Stored items
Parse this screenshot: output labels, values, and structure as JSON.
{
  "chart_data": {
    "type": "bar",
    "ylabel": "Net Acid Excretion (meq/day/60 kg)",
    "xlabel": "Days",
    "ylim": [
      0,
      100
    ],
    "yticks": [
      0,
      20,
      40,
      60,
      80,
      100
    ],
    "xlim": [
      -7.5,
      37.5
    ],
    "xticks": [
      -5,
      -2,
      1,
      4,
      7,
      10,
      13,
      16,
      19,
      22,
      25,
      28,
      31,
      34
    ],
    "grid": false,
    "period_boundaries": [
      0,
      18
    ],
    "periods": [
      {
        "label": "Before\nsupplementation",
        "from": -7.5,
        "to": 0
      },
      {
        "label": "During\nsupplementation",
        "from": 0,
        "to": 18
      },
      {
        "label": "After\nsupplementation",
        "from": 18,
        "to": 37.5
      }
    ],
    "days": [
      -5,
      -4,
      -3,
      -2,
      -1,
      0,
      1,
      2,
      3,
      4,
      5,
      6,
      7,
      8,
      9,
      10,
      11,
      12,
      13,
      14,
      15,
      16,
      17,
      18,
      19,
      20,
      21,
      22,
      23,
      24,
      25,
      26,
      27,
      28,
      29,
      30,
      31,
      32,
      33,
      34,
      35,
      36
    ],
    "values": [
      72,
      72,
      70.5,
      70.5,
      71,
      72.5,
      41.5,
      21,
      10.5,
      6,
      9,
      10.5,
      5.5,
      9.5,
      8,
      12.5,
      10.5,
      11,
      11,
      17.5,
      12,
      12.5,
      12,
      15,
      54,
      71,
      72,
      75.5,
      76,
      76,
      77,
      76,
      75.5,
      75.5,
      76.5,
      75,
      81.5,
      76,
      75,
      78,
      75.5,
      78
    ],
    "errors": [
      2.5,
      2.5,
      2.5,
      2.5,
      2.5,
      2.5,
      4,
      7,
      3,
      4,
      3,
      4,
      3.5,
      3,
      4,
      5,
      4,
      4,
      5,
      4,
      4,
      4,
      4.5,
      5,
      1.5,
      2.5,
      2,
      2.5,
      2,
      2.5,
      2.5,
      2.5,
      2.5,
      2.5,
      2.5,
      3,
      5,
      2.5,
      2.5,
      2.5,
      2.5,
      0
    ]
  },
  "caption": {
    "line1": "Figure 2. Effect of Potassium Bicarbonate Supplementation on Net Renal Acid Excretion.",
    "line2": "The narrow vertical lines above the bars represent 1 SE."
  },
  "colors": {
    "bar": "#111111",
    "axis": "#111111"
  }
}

EXERCISE AIM: Give only the count of lines in this material that contain the string "Excretion".

ANSWER BELOW: 2